**Supplied information**

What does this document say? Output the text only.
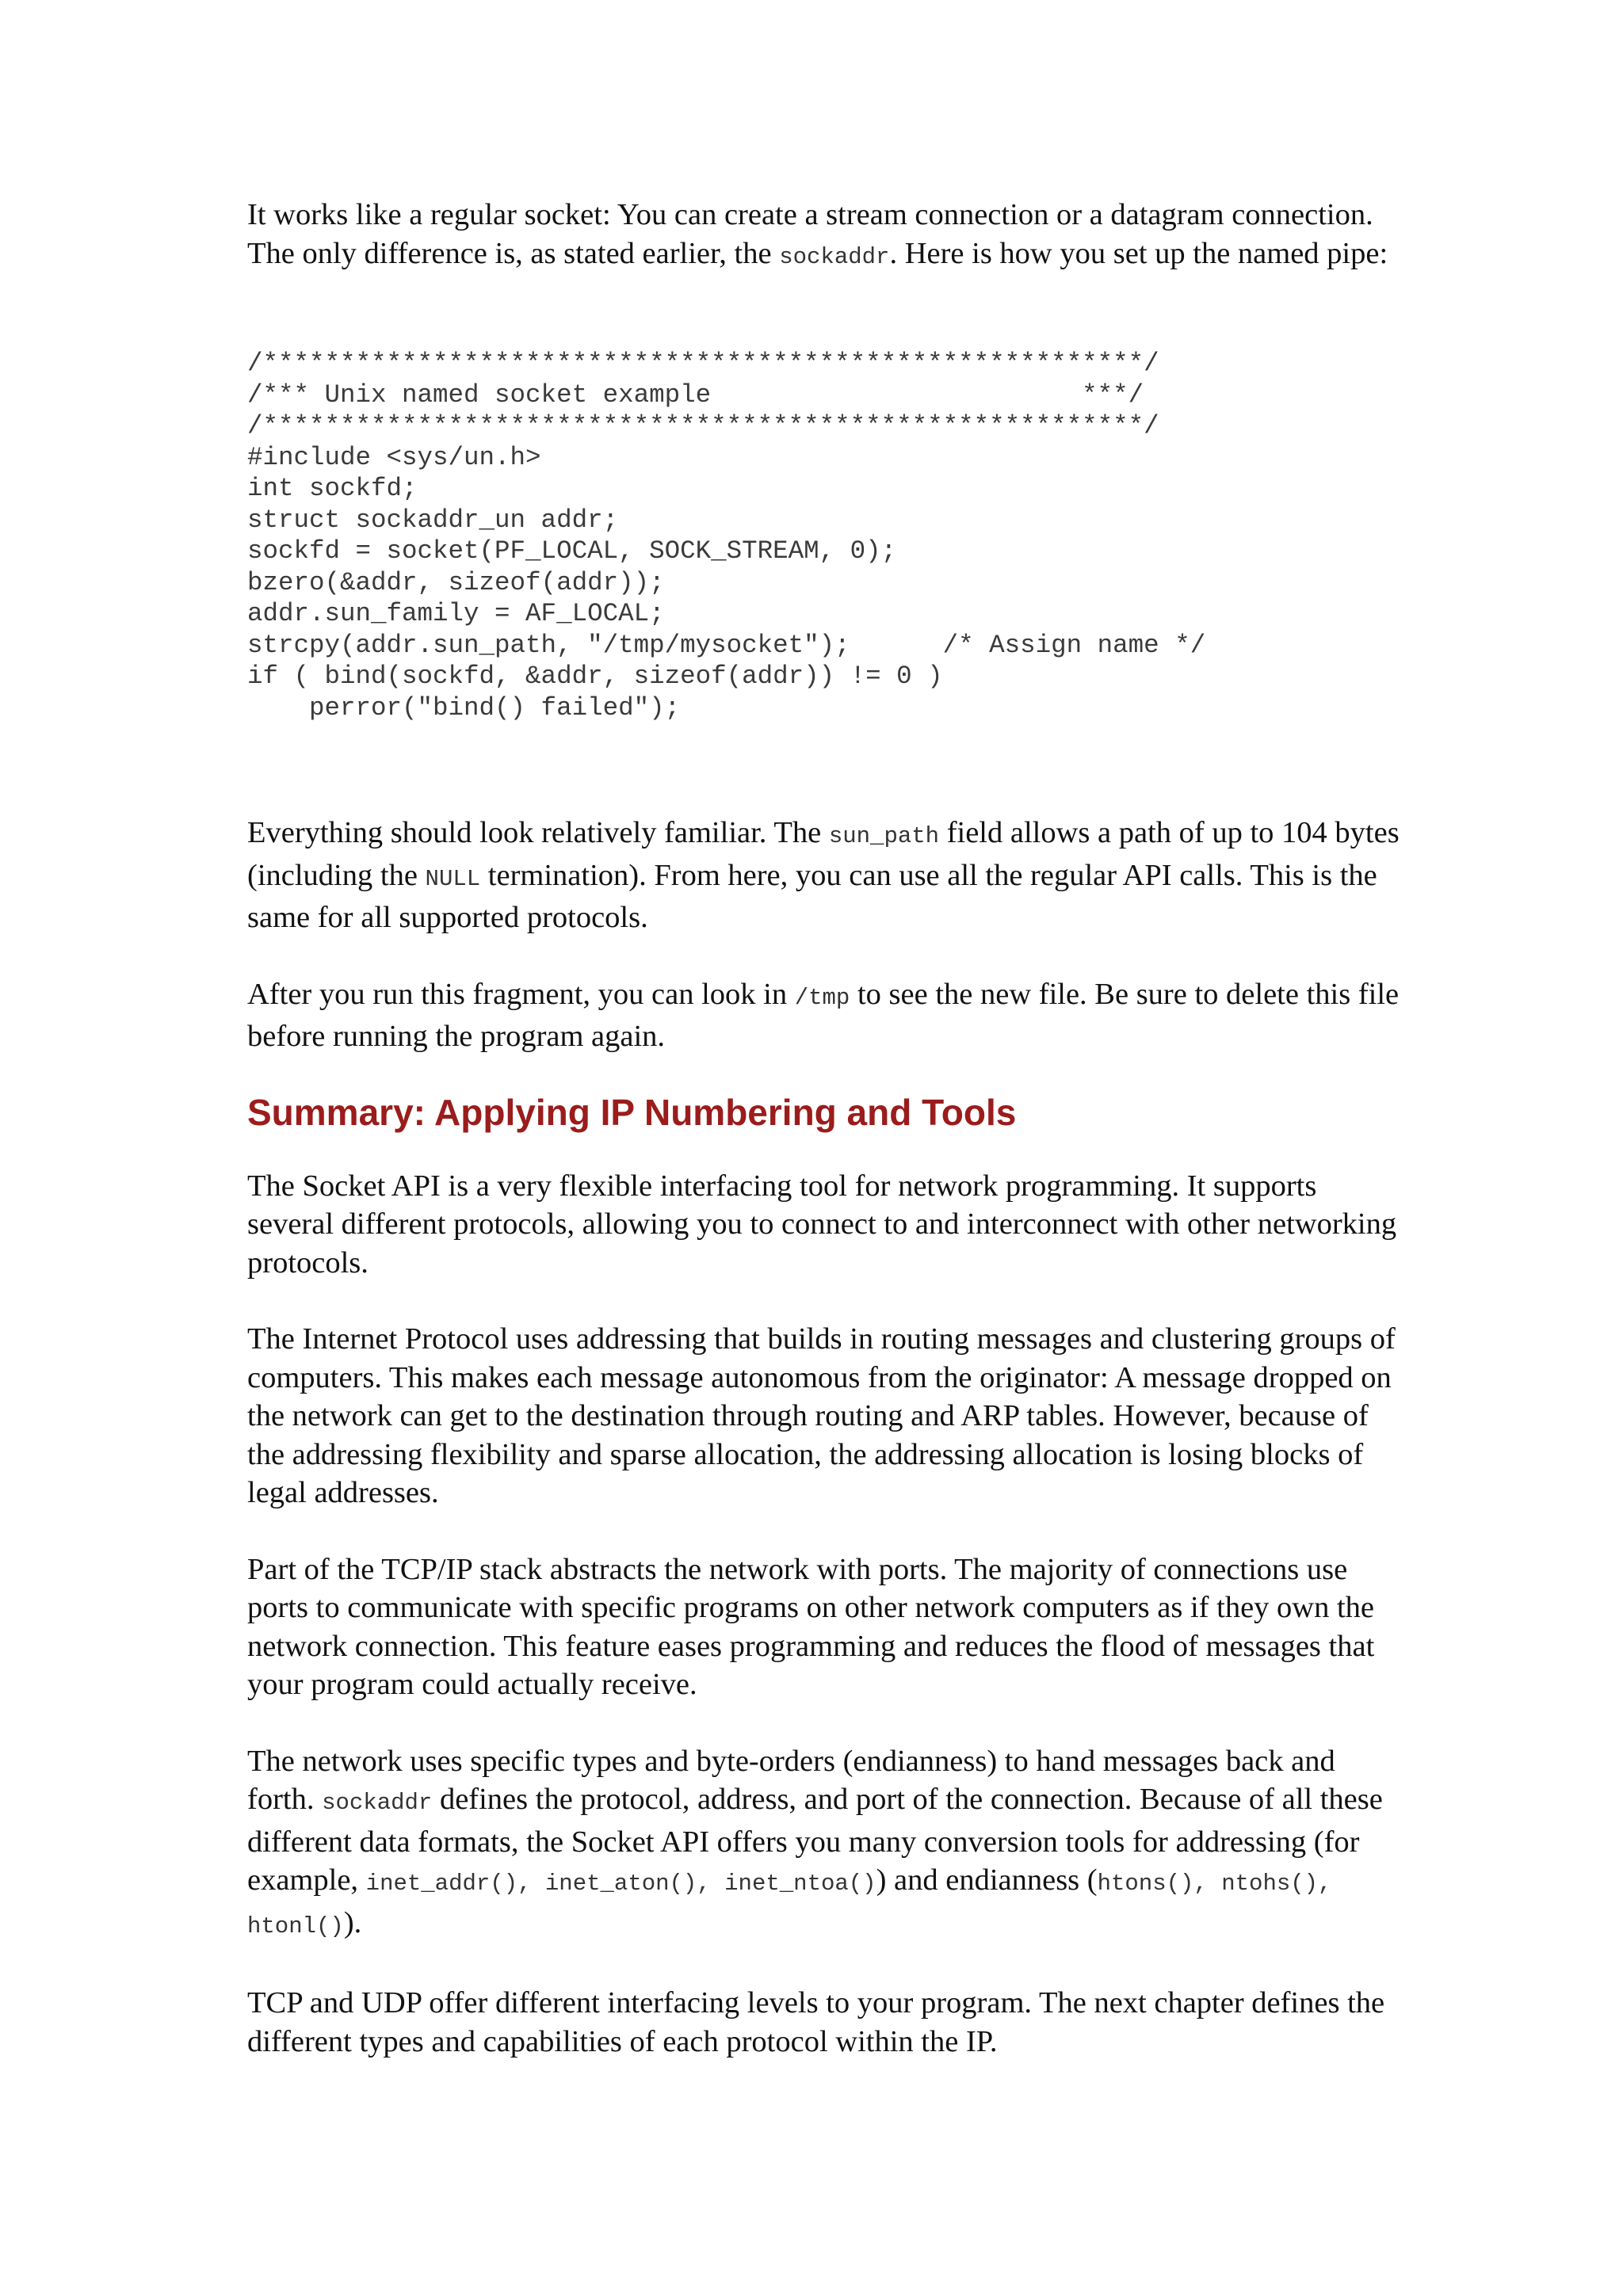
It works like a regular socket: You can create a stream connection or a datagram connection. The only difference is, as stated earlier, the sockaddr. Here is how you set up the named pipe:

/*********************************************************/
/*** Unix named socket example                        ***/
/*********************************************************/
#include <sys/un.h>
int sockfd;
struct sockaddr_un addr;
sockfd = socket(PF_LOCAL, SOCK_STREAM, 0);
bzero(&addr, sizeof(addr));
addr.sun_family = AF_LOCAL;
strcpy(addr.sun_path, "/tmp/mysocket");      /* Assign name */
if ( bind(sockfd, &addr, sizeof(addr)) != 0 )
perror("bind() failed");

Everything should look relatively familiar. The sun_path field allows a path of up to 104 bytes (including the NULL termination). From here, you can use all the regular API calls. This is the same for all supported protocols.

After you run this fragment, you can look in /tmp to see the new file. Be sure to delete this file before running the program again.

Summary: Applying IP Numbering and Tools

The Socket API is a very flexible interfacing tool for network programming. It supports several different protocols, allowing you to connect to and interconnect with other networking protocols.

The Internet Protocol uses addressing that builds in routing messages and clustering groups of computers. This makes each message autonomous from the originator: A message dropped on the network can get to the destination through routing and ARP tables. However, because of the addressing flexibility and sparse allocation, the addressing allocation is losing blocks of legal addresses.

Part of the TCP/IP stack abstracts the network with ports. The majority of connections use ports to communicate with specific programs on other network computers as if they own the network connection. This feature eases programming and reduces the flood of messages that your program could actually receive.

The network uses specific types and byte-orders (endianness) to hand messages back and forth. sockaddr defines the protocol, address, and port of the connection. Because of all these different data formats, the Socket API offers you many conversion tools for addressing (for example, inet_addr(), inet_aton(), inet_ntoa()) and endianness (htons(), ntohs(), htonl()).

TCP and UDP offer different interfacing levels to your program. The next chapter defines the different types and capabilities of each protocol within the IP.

**To do**
Lines of the material that contain the word "sockfd" are to be gathered.

**Result of the task**
int sockfd;
sockfd = socket(PF_LOCAL, SOCK_STREAM, 0);
if ( bind(sockfd, &addr, sizeof(addr)) != 0 )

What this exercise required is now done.